Brief: Look for the word "text" in the material below, then report each line where it occurs.

Records for processing:
↓
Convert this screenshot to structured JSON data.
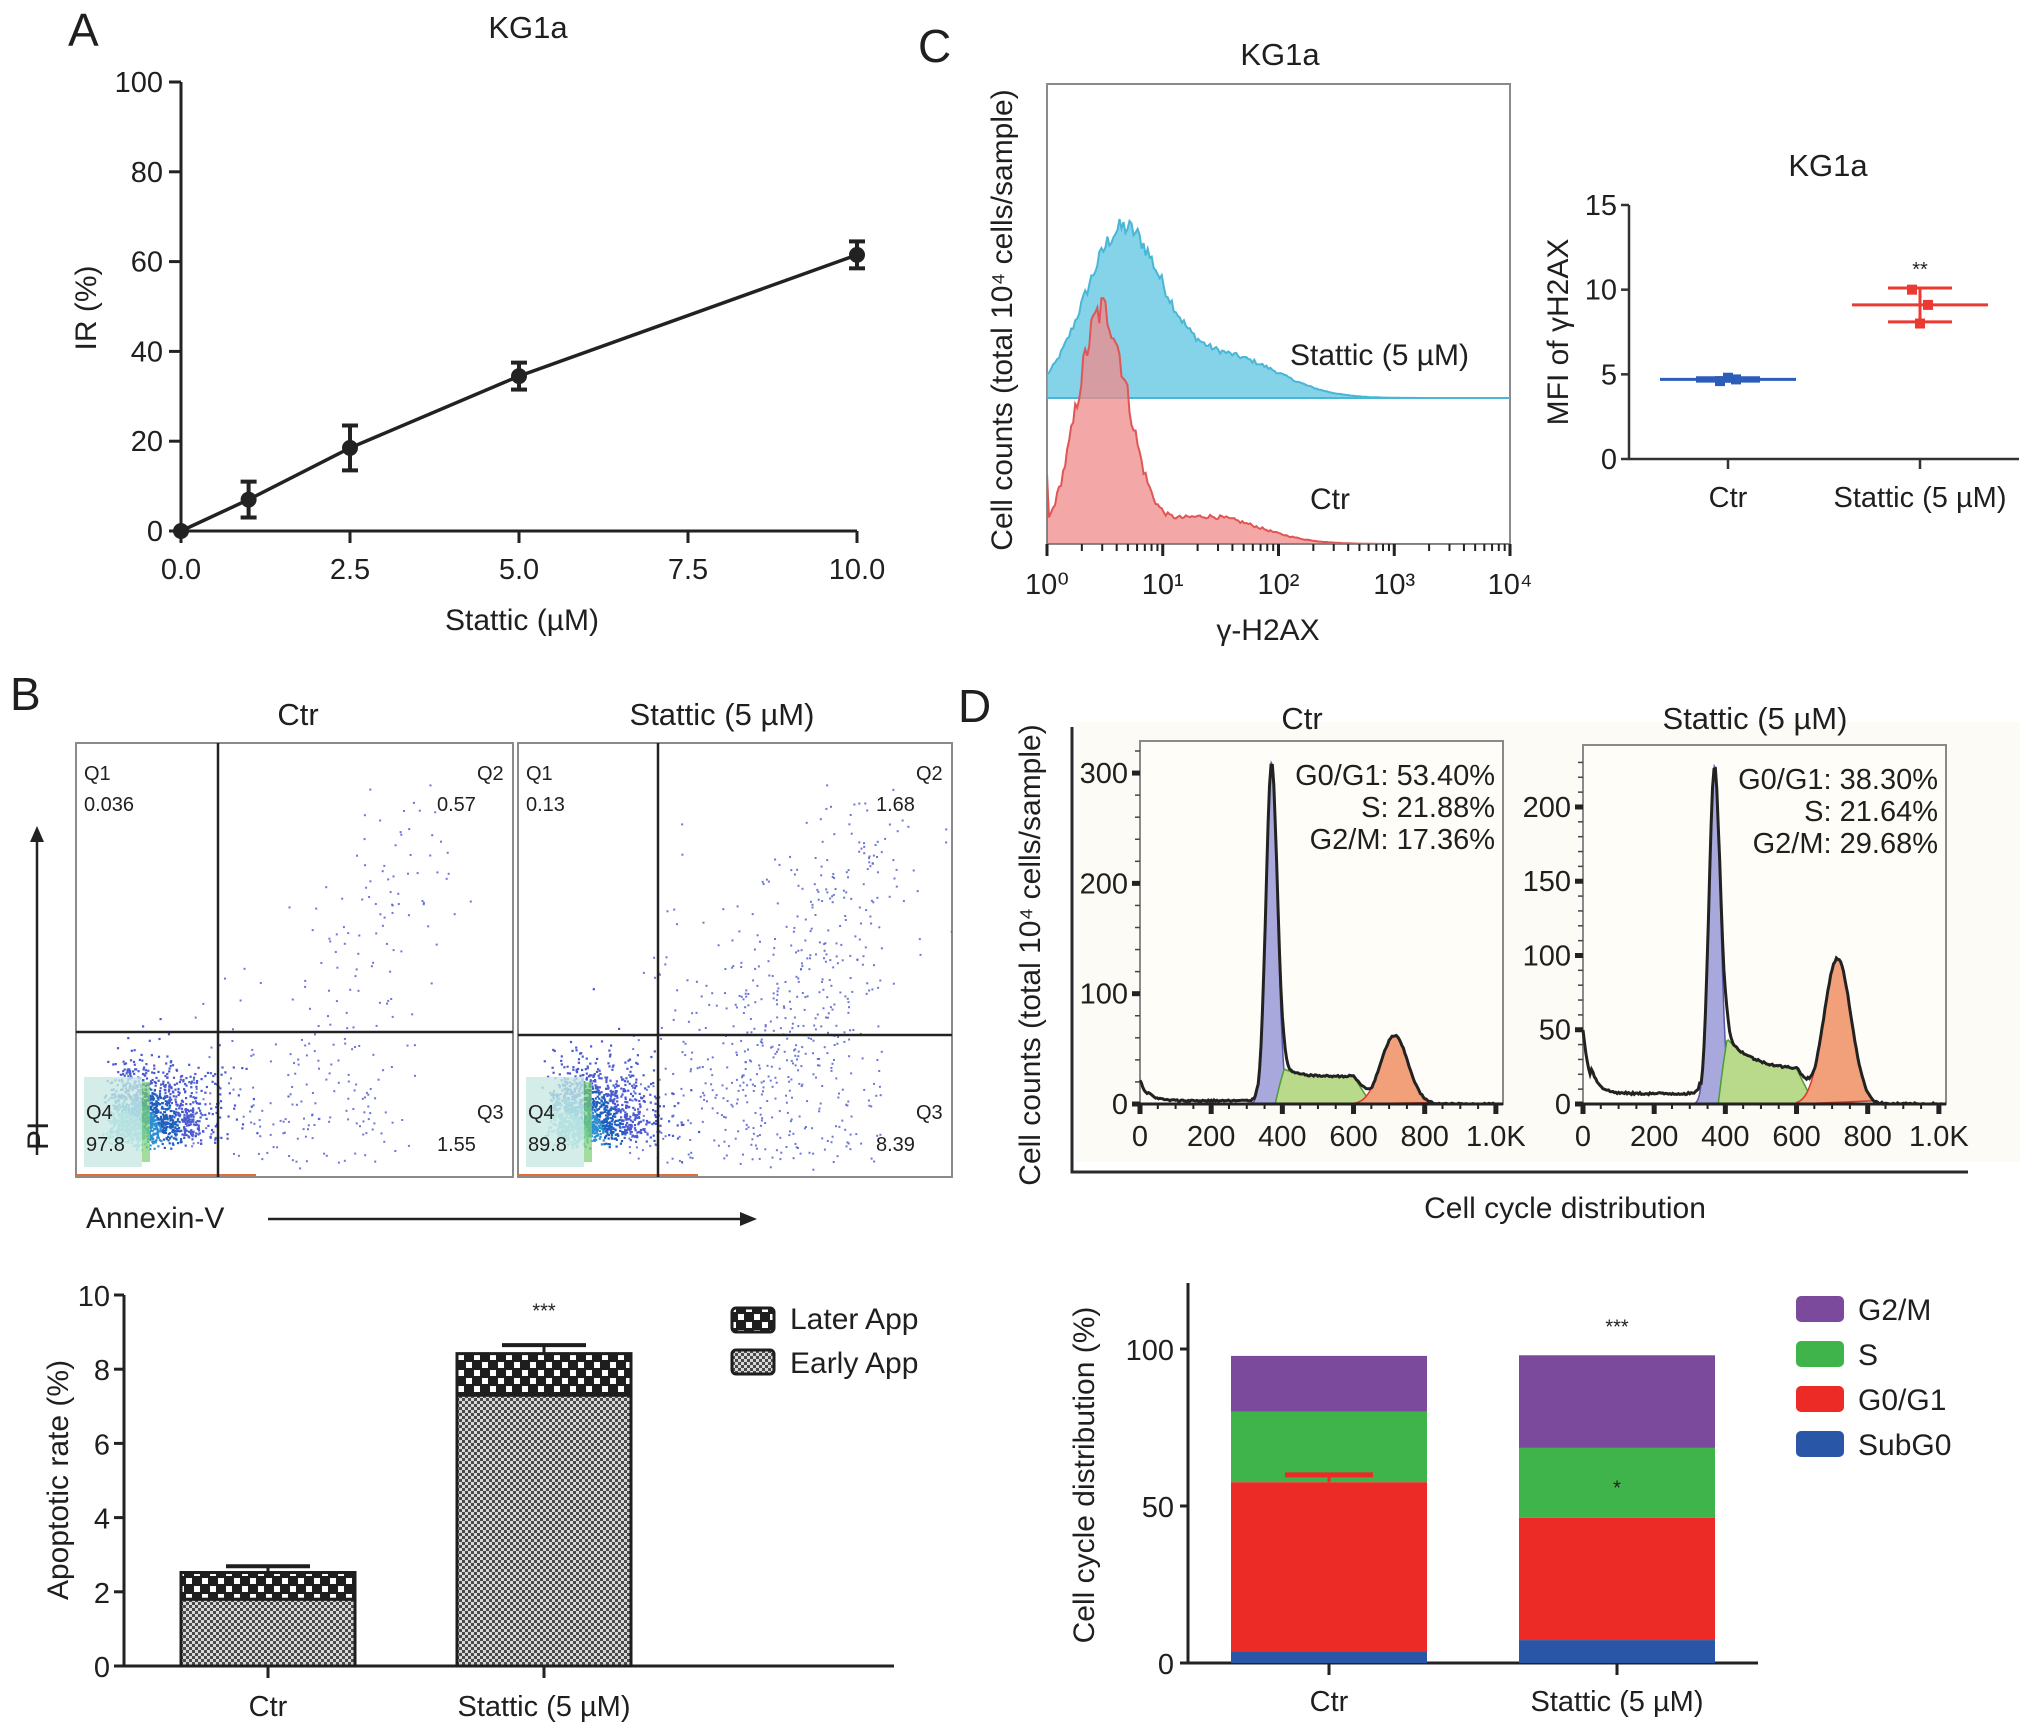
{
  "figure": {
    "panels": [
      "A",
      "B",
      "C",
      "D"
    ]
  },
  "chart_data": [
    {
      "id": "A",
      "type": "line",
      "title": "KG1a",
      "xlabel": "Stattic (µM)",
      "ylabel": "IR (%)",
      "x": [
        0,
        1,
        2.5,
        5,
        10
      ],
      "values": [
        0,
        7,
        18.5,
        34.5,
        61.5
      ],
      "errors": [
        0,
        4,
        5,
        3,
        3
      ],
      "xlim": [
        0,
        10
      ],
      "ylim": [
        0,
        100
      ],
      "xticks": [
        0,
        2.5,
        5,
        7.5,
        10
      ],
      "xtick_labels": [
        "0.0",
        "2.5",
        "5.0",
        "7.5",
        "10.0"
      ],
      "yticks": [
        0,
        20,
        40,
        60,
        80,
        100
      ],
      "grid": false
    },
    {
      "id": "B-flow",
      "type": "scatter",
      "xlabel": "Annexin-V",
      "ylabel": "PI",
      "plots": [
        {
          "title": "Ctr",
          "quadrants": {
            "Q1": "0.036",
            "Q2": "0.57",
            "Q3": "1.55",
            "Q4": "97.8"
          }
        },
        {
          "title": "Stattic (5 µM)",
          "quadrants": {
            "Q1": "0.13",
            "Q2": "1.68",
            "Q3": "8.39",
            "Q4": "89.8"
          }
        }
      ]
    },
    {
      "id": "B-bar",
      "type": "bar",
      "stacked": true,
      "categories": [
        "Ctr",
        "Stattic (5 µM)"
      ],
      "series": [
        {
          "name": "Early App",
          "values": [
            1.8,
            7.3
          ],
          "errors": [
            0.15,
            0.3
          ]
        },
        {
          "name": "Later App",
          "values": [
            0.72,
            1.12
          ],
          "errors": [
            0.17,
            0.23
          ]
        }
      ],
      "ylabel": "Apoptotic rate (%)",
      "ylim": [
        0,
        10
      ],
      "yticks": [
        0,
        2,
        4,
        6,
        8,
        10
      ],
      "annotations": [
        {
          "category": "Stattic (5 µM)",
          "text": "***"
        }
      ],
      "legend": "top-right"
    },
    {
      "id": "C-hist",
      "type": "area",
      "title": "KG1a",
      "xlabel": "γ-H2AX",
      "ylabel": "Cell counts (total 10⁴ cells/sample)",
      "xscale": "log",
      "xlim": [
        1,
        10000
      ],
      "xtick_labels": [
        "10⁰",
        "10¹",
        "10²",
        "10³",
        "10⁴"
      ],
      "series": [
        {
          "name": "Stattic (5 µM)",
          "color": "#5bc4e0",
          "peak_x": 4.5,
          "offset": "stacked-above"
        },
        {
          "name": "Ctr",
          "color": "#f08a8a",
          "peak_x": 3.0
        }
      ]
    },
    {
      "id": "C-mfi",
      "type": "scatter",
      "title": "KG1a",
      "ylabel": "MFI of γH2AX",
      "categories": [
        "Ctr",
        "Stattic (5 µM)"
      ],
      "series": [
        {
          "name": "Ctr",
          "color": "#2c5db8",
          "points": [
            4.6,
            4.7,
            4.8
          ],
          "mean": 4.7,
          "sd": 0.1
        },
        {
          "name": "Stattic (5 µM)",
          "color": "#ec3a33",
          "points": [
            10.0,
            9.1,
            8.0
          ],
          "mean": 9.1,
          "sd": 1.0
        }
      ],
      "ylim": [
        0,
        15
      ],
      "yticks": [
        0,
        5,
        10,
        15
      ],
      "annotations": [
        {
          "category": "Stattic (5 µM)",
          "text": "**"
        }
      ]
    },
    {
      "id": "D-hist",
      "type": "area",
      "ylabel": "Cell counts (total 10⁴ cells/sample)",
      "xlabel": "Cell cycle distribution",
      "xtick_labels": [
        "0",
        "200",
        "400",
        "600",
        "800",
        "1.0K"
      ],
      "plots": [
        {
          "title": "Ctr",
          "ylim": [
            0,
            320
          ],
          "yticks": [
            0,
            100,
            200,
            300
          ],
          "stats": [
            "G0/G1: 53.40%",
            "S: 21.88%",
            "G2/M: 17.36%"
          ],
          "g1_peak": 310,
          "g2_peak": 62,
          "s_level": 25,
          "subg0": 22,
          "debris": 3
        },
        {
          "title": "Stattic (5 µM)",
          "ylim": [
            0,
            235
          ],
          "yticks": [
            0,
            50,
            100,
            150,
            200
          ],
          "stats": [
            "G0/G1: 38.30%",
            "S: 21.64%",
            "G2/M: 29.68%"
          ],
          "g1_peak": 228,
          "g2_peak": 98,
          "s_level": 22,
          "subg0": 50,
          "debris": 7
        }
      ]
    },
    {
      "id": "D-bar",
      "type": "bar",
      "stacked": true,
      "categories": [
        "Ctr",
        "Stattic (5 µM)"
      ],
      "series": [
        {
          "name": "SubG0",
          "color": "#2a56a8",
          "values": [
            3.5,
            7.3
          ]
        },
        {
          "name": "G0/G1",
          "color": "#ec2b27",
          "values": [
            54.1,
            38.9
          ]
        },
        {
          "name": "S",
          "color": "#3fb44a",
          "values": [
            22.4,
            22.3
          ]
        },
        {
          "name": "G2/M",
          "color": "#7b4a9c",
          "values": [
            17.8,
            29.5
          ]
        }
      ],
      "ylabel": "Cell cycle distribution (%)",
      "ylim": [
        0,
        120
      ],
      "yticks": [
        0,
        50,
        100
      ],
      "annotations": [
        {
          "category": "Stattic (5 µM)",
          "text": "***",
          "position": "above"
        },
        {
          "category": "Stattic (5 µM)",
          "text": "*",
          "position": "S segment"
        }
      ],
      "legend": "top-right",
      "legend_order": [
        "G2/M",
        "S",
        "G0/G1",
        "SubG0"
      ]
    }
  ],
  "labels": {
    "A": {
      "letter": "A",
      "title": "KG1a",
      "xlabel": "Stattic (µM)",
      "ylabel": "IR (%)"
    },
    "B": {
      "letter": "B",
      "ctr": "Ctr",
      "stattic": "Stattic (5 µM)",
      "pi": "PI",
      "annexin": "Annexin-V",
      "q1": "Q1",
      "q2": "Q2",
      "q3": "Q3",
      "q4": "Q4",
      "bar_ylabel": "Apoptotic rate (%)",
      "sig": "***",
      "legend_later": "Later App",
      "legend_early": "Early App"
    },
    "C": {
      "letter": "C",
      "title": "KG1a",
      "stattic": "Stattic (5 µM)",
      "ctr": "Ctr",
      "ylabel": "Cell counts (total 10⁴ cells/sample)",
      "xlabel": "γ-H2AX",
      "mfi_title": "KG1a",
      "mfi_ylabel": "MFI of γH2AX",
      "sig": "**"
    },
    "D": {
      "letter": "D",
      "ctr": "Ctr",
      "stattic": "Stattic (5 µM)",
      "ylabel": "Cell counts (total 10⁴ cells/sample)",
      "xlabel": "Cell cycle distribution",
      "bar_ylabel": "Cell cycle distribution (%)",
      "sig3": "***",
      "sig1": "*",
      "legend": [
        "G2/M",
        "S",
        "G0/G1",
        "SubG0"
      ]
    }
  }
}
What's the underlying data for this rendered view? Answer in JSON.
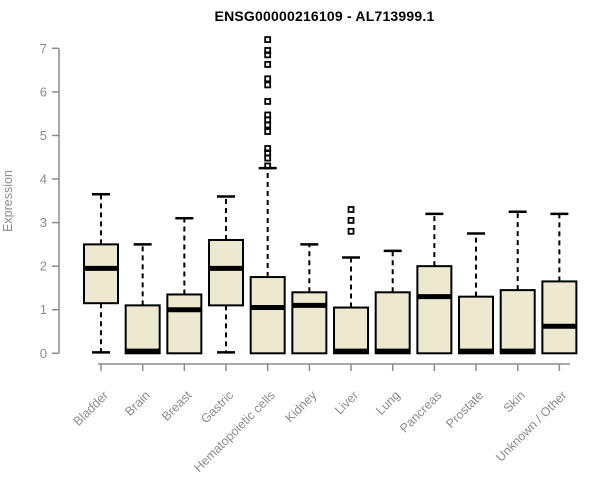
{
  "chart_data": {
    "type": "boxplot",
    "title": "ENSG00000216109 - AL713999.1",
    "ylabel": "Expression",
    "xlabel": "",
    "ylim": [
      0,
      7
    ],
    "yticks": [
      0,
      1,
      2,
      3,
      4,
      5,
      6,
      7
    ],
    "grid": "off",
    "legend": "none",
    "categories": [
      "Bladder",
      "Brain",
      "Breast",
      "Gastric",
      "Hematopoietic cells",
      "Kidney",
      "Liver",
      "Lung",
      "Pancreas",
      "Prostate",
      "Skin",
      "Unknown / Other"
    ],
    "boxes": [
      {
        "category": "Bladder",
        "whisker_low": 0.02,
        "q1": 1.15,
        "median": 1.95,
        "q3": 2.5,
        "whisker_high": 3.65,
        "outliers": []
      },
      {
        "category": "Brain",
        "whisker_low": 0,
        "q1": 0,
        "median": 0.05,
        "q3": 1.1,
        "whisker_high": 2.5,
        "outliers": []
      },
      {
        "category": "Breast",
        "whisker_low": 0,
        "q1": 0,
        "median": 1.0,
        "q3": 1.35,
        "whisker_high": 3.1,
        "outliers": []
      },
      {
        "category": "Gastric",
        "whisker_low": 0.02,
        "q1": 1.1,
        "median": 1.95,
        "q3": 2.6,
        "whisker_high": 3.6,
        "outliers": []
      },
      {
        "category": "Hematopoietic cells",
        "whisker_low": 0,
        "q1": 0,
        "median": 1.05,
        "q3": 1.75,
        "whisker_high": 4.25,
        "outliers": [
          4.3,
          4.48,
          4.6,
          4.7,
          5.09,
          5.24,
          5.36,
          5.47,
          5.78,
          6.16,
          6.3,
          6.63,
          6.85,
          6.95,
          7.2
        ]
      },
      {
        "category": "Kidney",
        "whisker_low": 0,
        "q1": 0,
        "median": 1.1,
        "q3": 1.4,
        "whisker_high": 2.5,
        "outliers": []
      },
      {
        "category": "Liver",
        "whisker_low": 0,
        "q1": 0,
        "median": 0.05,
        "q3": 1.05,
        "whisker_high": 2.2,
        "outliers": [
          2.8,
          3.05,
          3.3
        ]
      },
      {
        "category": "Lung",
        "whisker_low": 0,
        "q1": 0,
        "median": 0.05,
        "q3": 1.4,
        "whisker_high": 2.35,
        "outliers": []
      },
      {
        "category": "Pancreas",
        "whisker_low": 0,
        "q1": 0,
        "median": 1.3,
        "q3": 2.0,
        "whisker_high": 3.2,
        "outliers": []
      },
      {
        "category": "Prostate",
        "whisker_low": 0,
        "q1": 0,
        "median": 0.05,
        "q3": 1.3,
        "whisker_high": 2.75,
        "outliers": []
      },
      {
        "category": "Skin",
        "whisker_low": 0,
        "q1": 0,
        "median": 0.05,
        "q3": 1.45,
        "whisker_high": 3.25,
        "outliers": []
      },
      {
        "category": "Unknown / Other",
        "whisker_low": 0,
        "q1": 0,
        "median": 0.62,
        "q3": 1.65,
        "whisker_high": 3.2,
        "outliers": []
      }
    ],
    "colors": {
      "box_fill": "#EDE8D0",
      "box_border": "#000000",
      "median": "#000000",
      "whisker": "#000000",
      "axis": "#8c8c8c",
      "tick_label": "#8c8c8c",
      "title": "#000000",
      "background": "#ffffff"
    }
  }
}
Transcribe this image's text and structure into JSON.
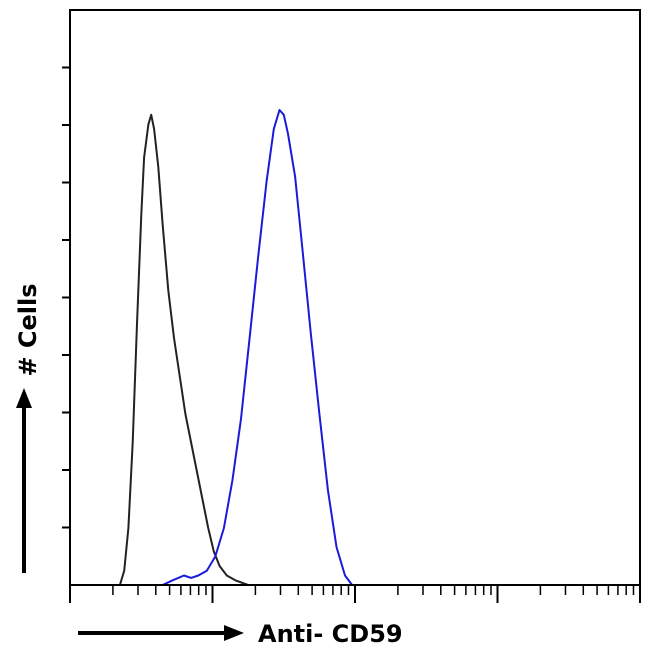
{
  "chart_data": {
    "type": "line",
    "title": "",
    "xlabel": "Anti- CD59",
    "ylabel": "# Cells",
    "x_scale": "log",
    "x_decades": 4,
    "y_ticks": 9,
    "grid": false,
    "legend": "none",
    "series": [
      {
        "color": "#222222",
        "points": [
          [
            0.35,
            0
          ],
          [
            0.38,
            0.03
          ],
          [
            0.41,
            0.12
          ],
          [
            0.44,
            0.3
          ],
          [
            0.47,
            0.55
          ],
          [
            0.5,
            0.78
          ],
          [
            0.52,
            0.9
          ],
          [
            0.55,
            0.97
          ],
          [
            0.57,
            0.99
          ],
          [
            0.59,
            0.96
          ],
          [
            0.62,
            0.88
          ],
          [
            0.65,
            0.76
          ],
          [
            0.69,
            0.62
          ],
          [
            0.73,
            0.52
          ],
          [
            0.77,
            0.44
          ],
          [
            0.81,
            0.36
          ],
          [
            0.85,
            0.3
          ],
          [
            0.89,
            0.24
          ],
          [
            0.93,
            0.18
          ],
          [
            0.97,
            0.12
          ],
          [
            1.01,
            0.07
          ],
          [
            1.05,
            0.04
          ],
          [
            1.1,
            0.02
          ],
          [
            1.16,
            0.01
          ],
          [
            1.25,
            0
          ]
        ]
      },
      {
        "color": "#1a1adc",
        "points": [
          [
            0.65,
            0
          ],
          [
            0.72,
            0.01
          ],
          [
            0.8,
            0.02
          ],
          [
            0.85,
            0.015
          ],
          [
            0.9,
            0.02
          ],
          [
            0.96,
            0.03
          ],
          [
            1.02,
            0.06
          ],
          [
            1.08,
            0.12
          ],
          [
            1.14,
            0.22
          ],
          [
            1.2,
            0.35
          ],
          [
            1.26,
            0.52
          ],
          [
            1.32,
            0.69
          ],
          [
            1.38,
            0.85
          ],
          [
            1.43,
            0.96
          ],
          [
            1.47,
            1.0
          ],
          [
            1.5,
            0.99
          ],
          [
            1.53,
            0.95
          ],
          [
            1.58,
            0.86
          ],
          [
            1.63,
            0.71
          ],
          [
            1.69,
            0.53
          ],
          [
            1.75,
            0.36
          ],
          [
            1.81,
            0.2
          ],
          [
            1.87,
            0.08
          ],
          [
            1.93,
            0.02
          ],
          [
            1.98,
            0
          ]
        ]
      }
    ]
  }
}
↑
Solution for this exercise:
          "text": "***"
          "text": "**"
          "text": "***",
          "text": "*",
Transcribe this image's text and structure into JSON.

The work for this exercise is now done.